GIVEN PROBLEM: The answer should be a single number: how many lines of the entries below hold the word "right".

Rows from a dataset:
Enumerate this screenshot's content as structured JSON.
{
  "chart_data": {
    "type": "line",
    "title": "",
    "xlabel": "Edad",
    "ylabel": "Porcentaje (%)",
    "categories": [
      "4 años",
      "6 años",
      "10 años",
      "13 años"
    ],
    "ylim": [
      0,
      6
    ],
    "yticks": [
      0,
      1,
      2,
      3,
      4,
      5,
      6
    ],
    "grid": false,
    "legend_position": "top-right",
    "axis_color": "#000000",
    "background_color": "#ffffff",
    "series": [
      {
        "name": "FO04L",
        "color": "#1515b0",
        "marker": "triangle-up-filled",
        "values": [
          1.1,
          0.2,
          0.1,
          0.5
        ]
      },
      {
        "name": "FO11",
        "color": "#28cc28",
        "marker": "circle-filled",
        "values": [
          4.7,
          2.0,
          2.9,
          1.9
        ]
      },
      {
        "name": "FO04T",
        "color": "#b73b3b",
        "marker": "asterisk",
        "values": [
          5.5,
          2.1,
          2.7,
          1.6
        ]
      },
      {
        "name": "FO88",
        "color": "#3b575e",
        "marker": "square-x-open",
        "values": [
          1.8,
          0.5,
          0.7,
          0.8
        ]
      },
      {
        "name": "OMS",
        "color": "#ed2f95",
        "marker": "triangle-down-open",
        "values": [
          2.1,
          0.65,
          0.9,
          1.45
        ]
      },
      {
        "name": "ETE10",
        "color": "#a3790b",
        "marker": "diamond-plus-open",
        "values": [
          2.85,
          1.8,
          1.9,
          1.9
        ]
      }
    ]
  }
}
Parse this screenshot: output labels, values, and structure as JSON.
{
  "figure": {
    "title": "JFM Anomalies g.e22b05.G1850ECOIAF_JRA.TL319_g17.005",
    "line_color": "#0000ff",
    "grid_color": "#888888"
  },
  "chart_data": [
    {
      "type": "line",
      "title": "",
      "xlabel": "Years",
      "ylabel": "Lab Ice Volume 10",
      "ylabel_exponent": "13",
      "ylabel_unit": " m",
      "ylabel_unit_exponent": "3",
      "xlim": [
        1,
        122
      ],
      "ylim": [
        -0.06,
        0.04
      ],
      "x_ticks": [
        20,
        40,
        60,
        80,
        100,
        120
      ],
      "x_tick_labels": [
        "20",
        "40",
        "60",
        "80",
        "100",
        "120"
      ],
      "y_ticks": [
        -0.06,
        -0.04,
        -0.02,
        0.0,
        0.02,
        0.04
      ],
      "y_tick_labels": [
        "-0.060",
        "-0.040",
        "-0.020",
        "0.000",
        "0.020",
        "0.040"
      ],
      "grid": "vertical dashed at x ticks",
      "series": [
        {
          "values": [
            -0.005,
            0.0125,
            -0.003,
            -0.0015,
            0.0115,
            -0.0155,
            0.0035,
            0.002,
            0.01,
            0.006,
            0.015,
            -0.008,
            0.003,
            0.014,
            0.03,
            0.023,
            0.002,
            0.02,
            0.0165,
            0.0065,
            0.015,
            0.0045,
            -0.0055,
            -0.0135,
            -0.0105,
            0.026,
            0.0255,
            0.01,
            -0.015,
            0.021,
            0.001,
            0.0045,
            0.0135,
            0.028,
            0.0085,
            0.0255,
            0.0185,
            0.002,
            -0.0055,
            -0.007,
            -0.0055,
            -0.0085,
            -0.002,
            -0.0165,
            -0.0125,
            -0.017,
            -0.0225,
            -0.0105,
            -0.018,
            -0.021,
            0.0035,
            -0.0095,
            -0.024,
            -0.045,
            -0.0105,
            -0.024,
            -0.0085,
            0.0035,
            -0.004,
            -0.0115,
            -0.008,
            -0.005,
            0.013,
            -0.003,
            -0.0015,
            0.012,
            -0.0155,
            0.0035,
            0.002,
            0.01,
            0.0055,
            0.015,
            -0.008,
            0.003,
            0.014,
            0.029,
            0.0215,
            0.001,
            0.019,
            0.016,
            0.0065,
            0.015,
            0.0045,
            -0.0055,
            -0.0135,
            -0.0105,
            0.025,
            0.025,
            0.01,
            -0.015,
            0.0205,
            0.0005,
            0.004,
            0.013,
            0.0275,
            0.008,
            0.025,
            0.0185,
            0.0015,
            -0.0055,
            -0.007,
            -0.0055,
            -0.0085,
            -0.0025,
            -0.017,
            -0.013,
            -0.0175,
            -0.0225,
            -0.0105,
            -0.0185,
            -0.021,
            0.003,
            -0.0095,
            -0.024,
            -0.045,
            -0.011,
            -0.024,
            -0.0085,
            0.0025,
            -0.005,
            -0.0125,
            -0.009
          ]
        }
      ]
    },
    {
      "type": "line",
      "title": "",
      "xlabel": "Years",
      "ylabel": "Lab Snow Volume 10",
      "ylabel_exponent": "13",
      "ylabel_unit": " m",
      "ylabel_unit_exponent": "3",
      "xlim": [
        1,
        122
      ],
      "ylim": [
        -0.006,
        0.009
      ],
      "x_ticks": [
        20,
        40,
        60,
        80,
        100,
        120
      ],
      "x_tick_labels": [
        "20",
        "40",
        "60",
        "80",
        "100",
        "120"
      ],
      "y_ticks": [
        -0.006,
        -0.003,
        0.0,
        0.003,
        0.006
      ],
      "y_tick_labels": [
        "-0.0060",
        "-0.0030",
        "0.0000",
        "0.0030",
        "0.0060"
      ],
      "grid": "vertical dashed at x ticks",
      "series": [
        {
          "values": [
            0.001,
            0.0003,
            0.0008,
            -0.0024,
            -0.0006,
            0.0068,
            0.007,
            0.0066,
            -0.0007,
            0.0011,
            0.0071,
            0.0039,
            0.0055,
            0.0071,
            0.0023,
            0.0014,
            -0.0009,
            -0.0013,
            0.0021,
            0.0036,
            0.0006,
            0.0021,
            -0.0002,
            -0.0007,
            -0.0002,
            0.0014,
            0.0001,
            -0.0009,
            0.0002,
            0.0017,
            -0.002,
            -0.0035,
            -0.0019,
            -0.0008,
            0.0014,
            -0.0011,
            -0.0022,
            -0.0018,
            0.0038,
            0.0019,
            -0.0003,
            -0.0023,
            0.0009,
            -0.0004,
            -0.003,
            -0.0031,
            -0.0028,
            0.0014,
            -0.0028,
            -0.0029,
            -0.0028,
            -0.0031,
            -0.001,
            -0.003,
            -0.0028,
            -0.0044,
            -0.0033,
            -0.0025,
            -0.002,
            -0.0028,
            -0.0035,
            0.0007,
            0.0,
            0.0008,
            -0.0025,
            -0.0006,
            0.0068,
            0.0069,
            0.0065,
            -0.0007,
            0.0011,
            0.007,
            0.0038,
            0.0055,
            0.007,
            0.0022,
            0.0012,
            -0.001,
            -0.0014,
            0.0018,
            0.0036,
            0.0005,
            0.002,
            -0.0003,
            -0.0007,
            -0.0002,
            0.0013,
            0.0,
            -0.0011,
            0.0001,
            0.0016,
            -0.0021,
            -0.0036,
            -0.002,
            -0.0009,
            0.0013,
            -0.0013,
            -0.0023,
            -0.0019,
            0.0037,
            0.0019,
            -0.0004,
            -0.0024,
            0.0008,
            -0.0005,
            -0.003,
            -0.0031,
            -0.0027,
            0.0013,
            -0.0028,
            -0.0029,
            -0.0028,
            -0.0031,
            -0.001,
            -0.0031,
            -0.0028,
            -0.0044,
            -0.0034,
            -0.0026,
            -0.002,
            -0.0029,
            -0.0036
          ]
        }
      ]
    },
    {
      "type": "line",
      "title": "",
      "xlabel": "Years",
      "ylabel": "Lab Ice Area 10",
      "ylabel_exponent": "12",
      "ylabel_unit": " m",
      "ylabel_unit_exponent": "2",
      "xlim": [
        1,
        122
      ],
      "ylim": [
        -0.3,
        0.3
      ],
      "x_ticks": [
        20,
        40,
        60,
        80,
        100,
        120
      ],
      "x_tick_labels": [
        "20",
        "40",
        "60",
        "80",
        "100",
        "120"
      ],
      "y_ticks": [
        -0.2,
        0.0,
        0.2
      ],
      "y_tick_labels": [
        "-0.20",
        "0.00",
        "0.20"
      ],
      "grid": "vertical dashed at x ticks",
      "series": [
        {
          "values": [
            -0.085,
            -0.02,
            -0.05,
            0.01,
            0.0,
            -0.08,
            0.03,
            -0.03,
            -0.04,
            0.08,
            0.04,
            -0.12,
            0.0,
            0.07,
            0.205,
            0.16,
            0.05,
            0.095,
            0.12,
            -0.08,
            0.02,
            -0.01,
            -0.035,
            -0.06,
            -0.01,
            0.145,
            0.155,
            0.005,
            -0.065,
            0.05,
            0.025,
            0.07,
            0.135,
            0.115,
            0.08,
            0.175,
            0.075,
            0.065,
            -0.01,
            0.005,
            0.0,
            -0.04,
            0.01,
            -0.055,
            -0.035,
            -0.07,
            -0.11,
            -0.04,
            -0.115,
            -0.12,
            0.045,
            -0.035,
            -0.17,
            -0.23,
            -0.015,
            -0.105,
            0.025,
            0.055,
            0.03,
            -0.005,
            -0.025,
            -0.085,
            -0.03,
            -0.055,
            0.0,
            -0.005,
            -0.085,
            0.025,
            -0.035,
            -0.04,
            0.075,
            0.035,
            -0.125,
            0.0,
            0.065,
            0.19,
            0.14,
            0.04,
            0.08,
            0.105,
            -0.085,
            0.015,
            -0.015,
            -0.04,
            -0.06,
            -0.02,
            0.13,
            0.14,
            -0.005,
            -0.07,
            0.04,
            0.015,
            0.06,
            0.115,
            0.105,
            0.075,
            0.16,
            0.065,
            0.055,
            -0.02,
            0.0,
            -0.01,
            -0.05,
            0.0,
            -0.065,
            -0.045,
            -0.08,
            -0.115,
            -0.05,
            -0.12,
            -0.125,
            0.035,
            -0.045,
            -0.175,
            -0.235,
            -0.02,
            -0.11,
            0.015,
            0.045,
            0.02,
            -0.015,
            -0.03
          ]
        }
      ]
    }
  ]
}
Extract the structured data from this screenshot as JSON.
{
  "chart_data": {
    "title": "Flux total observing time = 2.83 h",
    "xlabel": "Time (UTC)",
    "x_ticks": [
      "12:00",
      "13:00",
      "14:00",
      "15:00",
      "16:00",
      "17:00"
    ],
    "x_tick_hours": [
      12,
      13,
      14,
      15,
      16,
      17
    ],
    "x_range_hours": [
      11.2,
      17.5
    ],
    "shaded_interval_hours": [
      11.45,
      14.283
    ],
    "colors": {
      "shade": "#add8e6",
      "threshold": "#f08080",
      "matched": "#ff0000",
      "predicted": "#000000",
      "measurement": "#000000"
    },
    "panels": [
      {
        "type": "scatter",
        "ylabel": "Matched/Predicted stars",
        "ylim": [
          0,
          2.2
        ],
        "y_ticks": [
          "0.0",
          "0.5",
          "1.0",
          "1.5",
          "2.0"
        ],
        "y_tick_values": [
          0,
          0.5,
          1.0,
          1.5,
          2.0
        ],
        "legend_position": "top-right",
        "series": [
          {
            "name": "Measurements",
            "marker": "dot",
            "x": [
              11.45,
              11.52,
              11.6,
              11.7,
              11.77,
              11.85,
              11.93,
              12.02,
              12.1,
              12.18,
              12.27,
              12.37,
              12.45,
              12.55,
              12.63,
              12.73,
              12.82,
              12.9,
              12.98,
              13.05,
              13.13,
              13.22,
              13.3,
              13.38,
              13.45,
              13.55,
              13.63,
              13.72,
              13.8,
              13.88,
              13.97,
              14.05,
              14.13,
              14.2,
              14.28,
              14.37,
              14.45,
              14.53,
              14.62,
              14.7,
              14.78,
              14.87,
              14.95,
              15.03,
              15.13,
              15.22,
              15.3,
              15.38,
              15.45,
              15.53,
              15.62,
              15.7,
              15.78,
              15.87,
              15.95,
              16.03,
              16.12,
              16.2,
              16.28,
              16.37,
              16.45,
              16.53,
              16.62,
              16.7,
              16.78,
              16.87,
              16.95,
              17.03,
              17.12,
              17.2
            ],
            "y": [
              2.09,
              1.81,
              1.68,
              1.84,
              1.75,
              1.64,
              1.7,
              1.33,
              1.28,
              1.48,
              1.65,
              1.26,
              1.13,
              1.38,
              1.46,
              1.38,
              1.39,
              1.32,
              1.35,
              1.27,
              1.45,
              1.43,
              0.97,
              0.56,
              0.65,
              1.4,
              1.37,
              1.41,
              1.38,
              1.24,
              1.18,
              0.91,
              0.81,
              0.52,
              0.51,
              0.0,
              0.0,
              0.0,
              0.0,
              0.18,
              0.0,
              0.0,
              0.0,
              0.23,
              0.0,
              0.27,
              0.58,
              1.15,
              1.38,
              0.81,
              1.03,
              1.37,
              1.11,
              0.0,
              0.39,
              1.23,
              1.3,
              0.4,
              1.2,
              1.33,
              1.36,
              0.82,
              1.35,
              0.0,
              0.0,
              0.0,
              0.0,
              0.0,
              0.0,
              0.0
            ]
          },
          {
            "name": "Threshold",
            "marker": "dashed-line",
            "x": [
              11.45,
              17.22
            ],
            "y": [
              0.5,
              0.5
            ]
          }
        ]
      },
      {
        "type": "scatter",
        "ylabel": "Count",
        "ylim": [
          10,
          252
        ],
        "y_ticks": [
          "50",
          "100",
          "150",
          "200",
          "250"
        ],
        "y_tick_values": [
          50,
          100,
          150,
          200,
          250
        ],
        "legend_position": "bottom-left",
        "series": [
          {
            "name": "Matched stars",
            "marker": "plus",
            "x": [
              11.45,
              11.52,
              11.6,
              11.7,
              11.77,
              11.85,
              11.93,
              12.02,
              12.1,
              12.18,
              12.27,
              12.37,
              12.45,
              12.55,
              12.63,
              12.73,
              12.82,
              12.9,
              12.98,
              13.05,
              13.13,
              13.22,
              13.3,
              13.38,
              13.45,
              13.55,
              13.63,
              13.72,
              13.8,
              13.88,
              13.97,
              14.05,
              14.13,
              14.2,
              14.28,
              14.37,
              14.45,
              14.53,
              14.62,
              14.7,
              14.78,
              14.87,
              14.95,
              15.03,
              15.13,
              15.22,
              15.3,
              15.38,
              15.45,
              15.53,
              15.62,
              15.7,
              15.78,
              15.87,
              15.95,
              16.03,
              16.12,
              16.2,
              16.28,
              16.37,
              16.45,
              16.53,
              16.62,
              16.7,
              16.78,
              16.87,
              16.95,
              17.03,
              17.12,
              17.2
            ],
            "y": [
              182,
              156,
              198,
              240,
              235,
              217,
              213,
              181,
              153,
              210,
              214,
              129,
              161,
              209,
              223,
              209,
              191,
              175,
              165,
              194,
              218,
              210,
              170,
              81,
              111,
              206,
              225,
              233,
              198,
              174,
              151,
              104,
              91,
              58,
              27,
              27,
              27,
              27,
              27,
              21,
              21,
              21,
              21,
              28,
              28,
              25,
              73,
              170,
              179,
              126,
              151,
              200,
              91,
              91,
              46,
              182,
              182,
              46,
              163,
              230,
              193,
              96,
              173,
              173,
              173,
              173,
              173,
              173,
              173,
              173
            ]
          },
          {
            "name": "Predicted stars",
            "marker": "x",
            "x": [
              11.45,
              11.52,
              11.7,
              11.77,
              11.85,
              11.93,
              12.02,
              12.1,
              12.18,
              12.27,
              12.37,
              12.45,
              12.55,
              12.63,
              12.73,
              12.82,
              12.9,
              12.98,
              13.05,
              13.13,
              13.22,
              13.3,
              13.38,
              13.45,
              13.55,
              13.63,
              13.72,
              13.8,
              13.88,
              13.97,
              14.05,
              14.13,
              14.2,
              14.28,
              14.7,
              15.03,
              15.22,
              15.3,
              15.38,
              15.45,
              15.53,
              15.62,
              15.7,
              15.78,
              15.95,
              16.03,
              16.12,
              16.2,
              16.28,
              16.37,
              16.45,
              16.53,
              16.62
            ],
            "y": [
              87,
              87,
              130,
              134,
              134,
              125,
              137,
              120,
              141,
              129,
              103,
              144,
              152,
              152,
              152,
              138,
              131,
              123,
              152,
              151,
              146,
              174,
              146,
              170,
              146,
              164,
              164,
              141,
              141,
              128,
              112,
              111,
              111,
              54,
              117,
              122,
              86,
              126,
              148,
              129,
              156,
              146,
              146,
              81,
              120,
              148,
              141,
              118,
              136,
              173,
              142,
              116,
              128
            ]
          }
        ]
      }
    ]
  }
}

SOLUTION TO THIS TASK: 2